>>

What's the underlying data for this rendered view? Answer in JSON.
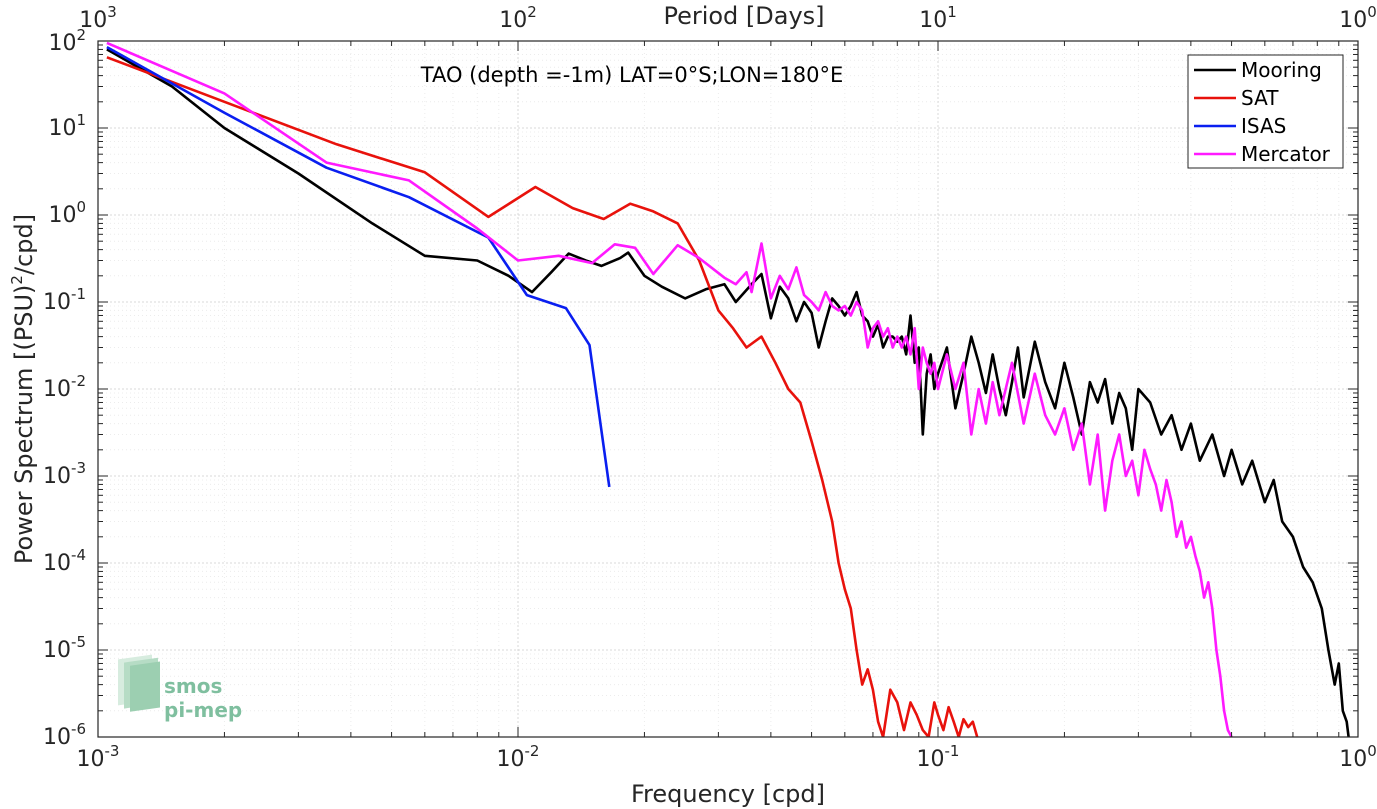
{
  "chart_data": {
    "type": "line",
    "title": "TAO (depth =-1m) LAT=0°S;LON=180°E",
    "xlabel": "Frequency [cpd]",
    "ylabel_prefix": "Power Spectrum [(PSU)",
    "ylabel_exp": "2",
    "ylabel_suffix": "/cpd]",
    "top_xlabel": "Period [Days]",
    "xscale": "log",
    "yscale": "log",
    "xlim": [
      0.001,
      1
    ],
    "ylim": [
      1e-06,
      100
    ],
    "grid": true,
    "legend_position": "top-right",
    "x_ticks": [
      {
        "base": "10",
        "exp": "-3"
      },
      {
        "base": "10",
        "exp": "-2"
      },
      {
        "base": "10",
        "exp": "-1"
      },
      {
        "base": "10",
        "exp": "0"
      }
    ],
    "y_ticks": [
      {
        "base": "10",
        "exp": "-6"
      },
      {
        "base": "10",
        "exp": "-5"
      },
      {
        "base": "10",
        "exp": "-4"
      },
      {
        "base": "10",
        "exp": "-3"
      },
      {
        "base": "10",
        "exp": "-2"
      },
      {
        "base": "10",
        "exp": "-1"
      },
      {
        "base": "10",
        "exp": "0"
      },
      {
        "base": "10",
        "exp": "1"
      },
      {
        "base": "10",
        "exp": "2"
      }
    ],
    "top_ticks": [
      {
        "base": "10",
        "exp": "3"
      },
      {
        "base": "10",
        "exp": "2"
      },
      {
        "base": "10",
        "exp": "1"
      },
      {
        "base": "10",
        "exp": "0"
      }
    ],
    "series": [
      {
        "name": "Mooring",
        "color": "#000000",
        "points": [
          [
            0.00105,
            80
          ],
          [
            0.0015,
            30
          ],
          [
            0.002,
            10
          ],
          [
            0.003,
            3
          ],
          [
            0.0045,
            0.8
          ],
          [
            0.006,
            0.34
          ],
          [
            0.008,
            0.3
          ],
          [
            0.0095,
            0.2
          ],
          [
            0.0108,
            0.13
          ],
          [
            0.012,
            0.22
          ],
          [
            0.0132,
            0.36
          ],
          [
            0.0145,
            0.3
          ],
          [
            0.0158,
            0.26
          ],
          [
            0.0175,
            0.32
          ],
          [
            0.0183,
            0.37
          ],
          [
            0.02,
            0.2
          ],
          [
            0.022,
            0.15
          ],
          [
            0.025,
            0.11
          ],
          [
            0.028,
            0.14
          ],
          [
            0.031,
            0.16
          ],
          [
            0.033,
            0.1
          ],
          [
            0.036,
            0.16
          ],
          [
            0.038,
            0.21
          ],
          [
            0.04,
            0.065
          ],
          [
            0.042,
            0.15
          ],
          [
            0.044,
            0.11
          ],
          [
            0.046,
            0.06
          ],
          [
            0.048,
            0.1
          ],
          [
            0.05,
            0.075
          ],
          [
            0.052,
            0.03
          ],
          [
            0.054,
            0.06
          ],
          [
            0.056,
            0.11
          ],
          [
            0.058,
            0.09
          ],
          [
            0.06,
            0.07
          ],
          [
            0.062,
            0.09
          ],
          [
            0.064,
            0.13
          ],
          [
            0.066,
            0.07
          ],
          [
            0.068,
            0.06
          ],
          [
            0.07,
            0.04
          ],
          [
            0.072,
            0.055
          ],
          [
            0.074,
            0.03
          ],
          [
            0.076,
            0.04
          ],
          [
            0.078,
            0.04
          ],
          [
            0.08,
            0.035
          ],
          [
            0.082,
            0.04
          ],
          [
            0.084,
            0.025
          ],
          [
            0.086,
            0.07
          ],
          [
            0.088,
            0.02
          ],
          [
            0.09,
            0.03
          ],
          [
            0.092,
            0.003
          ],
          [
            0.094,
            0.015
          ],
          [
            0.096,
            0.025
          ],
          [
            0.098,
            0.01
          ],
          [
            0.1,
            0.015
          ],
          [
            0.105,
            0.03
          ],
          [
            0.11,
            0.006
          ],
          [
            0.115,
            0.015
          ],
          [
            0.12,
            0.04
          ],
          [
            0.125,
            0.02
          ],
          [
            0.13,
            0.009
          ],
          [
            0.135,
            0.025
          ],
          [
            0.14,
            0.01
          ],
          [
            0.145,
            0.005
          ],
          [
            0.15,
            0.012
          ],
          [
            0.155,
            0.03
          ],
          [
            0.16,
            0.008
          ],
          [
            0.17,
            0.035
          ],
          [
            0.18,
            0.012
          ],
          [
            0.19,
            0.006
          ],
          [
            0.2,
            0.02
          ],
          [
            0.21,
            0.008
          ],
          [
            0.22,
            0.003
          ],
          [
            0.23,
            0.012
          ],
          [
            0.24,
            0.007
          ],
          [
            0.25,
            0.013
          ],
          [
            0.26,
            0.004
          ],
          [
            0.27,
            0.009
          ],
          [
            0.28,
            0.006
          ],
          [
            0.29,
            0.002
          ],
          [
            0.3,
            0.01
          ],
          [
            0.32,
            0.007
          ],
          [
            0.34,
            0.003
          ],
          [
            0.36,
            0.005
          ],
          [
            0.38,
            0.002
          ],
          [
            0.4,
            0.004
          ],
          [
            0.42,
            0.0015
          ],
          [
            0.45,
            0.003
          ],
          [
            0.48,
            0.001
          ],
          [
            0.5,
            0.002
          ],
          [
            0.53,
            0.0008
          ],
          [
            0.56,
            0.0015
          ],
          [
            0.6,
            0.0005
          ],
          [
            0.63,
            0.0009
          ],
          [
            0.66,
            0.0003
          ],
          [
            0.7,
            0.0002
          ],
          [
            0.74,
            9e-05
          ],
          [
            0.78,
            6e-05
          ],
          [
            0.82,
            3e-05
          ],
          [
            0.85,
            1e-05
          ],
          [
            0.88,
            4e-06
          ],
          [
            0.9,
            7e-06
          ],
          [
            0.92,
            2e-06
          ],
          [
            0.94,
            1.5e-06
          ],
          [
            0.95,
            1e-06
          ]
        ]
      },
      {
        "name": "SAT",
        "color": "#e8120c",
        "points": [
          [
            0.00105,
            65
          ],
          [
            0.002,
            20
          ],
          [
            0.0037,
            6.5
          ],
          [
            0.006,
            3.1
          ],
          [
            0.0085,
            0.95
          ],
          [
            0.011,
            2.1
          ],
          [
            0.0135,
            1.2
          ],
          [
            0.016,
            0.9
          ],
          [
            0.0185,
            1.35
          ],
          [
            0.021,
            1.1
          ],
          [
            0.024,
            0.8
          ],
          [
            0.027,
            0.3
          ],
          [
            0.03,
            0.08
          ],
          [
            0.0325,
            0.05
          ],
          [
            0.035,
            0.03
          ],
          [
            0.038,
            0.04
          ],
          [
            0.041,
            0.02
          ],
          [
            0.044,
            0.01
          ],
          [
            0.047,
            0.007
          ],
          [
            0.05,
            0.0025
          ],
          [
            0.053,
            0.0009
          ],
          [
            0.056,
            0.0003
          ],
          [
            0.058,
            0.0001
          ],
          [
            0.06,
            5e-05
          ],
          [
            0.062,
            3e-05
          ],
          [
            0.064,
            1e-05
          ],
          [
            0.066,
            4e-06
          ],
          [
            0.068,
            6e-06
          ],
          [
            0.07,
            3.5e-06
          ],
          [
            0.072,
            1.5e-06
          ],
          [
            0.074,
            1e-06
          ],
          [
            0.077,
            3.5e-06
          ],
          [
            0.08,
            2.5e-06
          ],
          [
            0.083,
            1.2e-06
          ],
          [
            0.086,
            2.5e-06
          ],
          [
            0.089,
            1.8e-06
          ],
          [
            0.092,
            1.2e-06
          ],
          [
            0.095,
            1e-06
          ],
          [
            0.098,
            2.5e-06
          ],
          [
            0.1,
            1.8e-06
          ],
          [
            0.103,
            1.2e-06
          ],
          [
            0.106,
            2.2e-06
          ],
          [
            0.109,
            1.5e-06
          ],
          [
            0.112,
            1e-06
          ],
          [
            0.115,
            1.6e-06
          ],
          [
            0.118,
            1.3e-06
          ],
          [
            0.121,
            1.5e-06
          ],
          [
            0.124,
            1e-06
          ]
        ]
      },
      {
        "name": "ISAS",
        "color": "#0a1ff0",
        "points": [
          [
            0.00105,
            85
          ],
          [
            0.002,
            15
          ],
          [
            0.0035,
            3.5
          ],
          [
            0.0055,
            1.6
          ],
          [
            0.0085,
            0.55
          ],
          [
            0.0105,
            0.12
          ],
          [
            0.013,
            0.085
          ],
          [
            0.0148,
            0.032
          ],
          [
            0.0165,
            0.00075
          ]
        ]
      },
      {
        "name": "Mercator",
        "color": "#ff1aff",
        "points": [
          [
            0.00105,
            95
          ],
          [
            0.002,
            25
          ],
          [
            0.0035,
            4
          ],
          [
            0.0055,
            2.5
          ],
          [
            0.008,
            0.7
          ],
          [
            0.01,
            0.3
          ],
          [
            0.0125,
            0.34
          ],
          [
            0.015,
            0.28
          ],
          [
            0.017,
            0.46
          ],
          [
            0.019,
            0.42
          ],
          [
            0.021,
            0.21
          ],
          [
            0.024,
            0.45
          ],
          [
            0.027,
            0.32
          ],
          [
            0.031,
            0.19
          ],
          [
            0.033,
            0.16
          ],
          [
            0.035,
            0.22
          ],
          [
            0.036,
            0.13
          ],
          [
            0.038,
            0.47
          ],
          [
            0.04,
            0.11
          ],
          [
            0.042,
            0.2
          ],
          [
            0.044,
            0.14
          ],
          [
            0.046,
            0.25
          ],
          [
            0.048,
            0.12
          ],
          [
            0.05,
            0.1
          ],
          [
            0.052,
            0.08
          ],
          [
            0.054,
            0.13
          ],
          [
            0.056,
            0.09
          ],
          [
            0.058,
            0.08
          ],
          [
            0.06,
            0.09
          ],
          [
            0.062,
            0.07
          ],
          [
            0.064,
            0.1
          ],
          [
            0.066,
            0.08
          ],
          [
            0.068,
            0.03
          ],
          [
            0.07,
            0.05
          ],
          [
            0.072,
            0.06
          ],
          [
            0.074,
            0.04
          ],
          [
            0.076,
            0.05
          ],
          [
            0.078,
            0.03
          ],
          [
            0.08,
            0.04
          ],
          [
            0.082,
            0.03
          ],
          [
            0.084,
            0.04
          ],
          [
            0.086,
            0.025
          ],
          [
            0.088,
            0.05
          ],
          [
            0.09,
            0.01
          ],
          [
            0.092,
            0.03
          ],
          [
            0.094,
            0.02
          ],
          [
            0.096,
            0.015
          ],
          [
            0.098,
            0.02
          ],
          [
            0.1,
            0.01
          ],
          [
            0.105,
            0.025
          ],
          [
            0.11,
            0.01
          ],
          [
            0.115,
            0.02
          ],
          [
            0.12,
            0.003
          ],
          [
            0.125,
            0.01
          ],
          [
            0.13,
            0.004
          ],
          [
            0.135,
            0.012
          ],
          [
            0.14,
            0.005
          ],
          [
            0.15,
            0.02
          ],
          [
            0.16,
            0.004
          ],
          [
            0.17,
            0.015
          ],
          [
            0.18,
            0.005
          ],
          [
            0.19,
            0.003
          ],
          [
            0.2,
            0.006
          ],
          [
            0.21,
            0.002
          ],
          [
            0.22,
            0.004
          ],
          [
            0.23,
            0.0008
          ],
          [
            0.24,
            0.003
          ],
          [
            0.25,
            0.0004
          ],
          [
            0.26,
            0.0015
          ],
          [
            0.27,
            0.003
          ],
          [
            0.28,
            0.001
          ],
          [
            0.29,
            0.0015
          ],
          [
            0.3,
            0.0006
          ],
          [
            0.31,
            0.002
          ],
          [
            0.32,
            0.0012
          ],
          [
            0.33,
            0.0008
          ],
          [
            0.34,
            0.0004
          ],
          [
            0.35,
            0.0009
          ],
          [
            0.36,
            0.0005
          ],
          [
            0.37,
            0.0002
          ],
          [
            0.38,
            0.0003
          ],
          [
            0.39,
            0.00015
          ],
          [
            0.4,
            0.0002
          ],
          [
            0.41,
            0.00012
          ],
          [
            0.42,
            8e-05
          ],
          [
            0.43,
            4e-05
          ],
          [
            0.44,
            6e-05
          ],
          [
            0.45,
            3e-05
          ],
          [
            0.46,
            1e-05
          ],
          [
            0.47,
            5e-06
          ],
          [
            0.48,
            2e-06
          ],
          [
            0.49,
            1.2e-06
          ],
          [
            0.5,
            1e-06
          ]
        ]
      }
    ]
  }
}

<<

→ **Do this**: Scan the material above. Copy each line where "color" occurs.

→ **Written response**:
        "color": "#000000",
        "color": "#e8120c",
        "color": "#0a1ff0",
        "color": "#ff1aff",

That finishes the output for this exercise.